## GIVEN EXERCISE
Say how many lines in the data below contain the word "Ctrl", and give no other text.

## MATERIAL FOR THE TASK
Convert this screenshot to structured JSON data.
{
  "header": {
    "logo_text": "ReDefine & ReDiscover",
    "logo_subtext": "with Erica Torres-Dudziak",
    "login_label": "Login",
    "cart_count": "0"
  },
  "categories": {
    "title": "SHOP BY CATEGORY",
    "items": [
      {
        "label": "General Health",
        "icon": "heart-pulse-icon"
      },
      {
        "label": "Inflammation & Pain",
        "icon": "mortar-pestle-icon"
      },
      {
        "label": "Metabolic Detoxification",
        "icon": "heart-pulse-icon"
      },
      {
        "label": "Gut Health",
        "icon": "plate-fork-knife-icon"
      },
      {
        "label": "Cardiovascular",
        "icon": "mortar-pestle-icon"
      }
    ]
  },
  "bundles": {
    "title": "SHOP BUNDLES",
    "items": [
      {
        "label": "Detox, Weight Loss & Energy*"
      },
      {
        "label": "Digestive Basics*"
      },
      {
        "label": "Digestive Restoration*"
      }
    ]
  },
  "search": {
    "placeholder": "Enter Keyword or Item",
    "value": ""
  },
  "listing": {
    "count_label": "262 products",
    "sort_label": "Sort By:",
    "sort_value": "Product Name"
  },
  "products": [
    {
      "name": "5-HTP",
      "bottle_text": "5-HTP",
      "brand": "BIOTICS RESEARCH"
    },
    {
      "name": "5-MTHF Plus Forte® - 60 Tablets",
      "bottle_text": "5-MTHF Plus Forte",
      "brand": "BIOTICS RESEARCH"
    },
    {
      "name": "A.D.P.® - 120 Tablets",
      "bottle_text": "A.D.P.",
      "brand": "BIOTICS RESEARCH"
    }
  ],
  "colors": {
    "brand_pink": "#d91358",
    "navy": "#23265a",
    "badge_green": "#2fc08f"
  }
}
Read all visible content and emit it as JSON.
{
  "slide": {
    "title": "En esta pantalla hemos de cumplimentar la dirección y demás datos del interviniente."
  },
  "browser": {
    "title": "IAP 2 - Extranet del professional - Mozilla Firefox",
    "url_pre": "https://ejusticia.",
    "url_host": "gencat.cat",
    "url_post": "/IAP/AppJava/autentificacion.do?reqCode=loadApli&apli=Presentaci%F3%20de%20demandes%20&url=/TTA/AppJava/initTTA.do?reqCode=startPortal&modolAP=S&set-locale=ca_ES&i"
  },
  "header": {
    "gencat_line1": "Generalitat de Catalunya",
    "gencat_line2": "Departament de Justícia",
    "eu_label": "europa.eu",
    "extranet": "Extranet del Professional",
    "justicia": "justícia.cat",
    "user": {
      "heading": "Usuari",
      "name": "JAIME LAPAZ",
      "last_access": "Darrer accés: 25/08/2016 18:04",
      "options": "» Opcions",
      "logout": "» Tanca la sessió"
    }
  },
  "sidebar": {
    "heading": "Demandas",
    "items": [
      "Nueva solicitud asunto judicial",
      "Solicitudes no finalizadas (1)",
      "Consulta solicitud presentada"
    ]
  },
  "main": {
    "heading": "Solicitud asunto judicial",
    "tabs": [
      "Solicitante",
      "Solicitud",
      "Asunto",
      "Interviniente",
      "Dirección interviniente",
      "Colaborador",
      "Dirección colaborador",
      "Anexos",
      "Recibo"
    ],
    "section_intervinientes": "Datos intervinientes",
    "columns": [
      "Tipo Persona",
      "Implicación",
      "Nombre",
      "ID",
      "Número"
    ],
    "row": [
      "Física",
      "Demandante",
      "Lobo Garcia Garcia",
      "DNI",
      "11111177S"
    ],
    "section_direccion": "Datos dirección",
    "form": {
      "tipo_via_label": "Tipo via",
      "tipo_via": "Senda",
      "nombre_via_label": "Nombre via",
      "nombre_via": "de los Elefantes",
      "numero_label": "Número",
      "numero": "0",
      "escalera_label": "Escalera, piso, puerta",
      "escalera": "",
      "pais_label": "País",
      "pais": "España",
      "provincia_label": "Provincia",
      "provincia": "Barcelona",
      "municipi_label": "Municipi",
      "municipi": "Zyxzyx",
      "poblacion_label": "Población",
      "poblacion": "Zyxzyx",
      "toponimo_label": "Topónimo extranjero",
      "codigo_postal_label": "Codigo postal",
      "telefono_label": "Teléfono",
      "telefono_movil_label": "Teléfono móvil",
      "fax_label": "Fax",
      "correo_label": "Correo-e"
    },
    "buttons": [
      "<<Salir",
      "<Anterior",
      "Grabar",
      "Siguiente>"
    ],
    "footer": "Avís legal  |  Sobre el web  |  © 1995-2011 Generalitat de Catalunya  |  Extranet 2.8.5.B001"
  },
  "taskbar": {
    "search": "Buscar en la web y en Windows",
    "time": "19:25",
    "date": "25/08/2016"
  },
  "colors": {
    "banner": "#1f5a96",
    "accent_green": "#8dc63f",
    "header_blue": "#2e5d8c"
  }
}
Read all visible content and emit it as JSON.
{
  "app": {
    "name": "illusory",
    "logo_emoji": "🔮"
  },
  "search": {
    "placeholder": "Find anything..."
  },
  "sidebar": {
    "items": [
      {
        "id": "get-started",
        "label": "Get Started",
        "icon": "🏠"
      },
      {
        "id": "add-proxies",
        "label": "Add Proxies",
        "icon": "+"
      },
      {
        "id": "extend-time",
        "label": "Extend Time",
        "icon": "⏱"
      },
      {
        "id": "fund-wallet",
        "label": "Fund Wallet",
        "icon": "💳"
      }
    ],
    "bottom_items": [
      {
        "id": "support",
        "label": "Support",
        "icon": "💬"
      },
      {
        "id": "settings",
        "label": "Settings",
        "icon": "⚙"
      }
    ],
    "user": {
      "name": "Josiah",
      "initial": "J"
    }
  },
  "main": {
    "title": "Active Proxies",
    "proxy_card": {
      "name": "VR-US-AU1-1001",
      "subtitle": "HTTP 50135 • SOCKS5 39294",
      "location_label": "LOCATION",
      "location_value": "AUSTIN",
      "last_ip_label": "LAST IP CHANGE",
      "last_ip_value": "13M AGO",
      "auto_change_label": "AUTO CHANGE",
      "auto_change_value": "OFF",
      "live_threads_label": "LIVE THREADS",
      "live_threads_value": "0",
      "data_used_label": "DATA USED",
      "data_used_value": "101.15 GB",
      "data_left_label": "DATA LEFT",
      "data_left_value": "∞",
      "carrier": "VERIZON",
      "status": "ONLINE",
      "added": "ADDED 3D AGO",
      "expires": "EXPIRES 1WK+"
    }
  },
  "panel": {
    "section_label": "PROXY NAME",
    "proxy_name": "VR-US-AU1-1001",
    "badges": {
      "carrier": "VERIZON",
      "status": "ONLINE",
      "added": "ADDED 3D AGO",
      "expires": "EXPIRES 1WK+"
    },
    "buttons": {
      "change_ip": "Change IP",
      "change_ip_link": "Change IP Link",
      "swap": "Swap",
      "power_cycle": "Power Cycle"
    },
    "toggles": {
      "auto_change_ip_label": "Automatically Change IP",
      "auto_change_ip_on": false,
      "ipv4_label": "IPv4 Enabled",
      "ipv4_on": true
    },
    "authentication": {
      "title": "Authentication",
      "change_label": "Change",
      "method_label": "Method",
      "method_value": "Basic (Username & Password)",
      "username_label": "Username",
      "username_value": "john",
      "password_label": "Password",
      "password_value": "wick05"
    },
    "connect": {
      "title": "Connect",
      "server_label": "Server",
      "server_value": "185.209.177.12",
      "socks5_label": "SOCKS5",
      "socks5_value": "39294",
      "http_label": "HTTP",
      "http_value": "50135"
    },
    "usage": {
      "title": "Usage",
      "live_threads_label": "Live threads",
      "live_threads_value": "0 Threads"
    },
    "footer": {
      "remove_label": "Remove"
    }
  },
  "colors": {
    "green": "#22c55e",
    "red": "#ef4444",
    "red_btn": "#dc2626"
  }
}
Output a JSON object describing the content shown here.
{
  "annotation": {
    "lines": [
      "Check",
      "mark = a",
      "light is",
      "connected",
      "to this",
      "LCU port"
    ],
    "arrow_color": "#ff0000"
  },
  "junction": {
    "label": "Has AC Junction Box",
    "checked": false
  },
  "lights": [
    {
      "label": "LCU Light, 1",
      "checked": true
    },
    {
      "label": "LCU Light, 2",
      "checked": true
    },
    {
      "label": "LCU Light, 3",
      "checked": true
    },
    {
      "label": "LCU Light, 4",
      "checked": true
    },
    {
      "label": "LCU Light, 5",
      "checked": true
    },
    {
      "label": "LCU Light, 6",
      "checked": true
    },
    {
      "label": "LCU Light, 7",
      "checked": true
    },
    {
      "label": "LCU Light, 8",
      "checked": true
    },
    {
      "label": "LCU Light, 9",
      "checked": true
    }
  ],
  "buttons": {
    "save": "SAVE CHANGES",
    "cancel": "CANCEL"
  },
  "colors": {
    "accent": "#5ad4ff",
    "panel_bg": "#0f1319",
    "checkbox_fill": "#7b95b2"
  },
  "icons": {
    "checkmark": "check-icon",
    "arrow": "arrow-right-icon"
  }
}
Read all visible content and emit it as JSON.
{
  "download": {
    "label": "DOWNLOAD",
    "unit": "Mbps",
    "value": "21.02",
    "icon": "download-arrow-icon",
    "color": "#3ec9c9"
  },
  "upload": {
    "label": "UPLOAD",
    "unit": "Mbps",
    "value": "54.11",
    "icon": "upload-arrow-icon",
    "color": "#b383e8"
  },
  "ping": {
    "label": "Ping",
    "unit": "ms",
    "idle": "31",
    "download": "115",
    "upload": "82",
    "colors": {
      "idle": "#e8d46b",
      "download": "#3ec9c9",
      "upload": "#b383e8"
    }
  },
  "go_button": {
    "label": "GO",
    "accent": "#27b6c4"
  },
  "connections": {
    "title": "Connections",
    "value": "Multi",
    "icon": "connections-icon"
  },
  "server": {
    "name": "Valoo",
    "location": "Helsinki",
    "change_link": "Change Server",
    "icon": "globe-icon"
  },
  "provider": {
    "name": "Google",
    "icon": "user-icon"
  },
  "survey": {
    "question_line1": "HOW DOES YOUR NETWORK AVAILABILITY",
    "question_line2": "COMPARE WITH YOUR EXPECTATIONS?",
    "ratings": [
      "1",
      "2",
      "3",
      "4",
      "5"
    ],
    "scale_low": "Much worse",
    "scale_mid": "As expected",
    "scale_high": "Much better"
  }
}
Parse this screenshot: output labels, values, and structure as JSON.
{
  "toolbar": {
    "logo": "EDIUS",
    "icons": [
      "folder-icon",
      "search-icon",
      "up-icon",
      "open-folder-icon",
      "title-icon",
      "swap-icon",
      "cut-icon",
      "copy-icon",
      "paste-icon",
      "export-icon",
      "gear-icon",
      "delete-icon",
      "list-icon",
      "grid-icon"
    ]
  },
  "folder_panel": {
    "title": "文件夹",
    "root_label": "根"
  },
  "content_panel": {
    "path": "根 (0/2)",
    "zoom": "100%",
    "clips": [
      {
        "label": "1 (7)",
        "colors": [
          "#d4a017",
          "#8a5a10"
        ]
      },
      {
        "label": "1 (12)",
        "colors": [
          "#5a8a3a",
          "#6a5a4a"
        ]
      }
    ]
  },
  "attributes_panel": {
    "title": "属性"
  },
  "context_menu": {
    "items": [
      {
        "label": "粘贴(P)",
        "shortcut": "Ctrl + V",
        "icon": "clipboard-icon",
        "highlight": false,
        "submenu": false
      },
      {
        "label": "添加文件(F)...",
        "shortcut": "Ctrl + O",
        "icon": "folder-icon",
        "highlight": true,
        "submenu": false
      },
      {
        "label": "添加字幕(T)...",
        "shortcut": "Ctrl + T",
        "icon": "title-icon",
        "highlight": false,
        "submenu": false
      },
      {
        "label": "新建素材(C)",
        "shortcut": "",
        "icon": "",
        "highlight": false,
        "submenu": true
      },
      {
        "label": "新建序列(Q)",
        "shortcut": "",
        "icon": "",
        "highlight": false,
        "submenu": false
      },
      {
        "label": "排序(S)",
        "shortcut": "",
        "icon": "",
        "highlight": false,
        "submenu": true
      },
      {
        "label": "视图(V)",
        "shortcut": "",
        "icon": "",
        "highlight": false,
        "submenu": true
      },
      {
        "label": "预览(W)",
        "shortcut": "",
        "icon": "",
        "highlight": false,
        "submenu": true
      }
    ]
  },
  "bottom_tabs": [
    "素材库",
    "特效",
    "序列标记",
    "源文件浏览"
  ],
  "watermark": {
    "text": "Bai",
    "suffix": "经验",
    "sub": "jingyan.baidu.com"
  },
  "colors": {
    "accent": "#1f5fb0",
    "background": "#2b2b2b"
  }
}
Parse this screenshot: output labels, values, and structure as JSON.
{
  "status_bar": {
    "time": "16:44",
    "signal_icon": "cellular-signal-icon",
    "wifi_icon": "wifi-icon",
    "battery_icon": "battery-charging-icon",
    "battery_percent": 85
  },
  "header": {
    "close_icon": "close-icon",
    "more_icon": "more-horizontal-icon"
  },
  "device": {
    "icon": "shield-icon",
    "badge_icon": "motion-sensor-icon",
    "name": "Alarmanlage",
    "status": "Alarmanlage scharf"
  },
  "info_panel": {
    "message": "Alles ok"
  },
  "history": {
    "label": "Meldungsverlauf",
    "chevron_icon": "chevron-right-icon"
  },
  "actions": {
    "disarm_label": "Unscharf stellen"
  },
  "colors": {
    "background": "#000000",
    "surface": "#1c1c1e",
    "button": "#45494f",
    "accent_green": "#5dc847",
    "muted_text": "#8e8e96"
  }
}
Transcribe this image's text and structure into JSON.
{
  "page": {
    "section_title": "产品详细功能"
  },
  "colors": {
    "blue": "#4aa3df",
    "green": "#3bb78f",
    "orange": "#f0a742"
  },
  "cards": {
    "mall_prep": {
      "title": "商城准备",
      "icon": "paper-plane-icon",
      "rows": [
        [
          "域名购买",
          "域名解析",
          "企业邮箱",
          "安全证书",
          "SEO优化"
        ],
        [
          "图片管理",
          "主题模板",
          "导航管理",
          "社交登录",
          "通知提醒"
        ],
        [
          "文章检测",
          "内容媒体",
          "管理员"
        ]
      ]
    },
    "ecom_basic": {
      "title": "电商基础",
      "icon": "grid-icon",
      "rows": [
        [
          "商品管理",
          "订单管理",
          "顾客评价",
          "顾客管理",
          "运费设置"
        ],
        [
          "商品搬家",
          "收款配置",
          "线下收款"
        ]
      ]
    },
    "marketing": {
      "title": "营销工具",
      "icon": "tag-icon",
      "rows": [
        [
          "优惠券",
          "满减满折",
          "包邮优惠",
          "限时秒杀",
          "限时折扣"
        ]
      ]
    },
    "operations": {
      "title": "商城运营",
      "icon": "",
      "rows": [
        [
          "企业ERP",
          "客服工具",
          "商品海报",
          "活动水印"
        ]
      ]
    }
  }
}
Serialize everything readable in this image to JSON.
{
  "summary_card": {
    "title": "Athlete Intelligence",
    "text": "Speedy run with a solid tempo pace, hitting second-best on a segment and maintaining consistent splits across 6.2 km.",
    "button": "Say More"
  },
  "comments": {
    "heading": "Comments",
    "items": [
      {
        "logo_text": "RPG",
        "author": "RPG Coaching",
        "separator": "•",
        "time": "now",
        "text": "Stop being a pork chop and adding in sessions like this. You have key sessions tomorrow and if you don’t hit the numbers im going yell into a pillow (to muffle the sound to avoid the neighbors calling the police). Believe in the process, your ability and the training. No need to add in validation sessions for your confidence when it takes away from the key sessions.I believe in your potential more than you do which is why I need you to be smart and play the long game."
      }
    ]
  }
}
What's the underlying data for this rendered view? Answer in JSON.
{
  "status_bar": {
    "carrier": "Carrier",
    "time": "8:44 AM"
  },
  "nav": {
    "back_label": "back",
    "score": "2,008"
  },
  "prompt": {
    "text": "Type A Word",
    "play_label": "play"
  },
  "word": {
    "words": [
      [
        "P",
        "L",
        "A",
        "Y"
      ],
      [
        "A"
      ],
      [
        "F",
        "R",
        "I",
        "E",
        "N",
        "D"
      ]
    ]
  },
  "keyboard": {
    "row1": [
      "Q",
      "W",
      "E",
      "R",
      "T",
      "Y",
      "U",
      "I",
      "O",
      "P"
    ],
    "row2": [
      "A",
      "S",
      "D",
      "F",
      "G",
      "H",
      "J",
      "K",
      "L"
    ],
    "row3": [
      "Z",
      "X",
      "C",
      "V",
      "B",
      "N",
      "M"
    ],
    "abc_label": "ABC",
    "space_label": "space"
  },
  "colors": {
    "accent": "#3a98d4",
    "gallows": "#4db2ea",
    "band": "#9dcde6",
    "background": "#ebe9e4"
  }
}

## RIGHT ANSWER
3